**STORED RECORDS:**
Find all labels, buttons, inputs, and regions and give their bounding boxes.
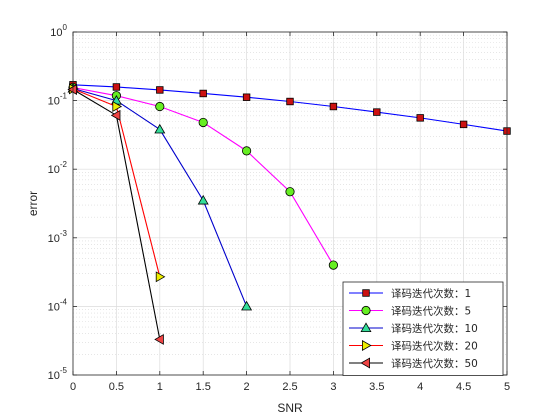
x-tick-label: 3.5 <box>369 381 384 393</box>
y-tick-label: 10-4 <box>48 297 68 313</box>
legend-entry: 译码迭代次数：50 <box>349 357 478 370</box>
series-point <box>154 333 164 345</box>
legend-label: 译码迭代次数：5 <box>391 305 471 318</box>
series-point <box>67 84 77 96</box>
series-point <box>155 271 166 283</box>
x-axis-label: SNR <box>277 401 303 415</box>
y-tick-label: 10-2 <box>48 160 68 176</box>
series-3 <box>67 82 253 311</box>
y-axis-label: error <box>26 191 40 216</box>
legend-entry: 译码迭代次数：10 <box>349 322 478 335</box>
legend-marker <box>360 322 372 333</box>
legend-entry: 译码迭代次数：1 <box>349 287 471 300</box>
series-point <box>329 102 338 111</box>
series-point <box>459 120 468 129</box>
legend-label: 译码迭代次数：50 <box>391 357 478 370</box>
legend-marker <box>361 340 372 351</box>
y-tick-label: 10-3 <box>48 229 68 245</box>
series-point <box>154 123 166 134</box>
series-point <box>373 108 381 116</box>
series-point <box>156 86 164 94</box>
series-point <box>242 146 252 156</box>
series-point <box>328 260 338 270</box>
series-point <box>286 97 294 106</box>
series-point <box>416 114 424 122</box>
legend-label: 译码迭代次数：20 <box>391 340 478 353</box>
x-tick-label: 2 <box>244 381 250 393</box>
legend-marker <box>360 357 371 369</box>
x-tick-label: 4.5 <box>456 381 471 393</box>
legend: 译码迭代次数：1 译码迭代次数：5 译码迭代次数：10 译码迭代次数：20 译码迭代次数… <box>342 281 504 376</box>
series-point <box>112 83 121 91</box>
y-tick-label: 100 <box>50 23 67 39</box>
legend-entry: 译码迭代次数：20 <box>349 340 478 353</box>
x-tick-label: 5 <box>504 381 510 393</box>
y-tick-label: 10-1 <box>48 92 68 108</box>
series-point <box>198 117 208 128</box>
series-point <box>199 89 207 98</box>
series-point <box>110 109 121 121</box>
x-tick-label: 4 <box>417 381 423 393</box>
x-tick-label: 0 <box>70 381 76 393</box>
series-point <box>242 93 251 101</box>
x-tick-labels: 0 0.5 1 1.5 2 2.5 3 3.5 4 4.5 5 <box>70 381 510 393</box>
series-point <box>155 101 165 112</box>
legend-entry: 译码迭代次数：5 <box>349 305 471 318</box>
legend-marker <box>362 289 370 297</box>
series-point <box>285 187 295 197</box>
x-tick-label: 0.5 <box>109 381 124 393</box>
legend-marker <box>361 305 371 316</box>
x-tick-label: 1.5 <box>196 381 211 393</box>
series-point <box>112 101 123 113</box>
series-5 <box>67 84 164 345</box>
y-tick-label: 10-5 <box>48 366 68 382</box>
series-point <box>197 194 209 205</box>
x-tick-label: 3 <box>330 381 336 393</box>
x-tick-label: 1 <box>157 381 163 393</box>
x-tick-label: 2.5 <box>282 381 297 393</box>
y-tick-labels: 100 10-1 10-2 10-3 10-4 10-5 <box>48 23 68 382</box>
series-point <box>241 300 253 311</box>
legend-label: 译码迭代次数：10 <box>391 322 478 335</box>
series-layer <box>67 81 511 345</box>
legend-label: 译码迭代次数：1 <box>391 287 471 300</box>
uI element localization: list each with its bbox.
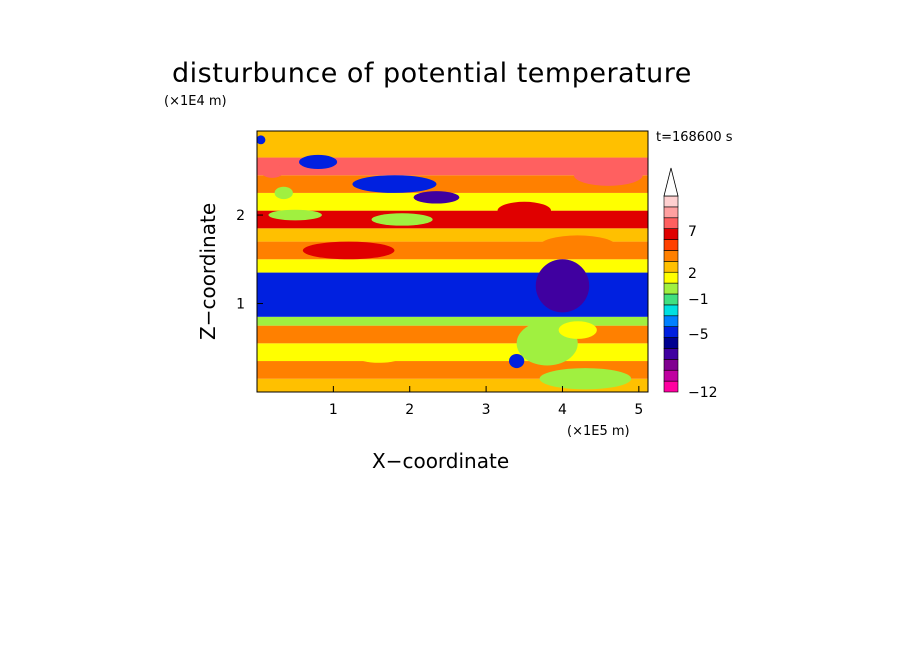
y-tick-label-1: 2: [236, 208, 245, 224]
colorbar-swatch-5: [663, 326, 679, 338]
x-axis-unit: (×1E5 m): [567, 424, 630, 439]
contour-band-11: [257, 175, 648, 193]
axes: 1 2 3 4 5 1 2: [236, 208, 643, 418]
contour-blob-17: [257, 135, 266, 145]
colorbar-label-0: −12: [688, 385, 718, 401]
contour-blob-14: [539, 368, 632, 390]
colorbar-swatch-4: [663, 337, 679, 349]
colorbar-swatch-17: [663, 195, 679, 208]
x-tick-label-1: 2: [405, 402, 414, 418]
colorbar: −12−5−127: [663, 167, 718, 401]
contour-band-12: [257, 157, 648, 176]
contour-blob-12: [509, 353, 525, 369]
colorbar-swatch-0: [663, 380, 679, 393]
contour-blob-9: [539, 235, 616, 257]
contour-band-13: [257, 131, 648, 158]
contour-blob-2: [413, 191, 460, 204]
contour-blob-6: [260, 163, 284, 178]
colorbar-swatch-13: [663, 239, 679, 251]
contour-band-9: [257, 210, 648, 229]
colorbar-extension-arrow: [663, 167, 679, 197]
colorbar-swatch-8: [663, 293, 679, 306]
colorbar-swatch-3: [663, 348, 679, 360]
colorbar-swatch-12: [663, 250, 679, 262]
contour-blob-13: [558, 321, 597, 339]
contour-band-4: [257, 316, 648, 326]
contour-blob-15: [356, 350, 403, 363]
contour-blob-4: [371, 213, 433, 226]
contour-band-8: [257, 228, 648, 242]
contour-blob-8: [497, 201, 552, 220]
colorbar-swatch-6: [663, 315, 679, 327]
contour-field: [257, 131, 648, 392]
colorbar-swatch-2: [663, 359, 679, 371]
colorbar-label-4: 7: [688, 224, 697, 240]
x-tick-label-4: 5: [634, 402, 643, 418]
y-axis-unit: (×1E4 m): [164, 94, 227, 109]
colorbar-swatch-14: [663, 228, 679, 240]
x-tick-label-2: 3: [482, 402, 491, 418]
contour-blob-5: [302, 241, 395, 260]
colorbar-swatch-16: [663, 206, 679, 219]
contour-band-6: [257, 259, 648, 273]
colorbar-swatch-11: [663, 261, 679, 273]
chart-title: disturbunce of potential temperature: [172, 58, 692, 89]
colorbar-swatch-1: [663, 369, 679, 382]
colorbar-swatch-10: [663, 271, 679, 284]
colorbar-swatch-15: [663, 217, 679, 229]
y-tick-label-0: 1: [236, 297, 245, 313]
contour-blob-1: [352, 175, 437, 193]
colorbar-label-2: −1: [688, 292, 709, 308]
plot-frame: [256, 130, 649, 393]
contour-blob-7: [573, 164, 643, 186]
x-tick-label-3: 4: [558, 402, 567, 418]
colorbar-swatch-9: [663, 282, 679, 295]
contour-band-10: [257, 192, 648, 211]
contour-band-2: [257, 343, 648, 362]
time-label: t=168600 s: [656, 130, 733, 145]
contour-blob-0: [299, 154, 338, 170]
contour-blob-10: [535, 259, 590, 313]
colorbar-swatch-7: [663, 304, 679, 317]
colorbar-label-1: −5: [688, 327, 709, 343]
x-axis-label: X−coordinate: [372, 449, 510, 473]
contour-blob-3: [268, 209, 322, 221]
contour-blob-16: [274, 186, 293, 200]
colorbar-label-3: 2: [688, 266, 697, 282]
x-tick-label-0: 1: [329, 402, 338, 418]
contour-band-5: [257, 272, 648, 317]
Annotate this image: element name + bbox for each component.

**SET PROBLEM:** Update the records, starting at the line that has "x-tick-label: 3.5 <box>369 381 384 393</box>" and stopping after the line that has "series-point <box>110 109 121 121</box>", by changing "legend-marker" to "legend-symbol" and leaving all else as is; give back only those lines.

**EXERCISE RESPONSE:**
x-tick-label: 3.5 <box>369 381 384 393</box>
y-tick-label: 10-4 <box>48 297 68 313</box>
legend-entry: 译码迭代次数：50 <box>349 357 478 370</box>
series-point <box>154 333 164 345</box>
legend-label: 译码迭代次数：5 <box>391 305 471 318</box>
series-point <box>67 84 77 96</box>
series-point <box>155 271 166 283</box>
x-axis-label: SNR <box>277 401 303 415</box>
y-tick-label: 10-2 <box>48 160 68 176</box>
series-3 <box>67 82 253 311</box>
y-axis-label: error <box>26 191 40 216</box>
legend-entry: 译码迭代次数：10 <box>349 322 478 335</box>
legend-symbol <box>360 322 372 333</box>
legend-entry: 译码迭代次数：1 <box>349 287 471 300</box>
series-point <box>329 102 338 111</box>
series-point <box>459 120 468 129</box>
legend-label: 译码迭代次数：50 <box>391 357 478 370</box>
legend-symbol <box>361 340 372 351</box>
y-tick-label: 10-3 <box>48 229 68 245</box>
series-point <box>154 123 166 134</box>
series-point <box>373 108 381 116</box>
series-point <box>156 86 164 94</box>
series-point <box>242 146 252 156</box>
series-point <box>328 260 338 270</box>
series-point <box>286 97 294 106</box>
series-point <box>416 114 424 122</box>
legend-label: 译码迭代次数：20 <box>391 340 478 353</box>
x-tick-label: 2 <box>244 381 250 393</box>
legend-symbol <box>360 357 371 369</box>
x-tick-label: 4.5 <box>456 381 471 393</box>
legend: 译码迭代次数：1 译码迭代次数：5 译码迭代次数：10 译码迭代次数：20 译码迭代次数… <box>342 281 504 376</box>
series-point <box>112 83 121 91</box>
y-tick-label: 100 <box>50 23 67 39</box>
legend-entry: 译码迭代次数：20 <box>349 340 478 353</box>
x-tick-label: 5 <box>504 381 510 393</box>
y-tick-label: 10-1 <box>48 92 68 108</box>
series-point <box>198 117 208 128</box>
series-point <box>199 89 207 98</box>
series-point <box>110 109 121 121</box>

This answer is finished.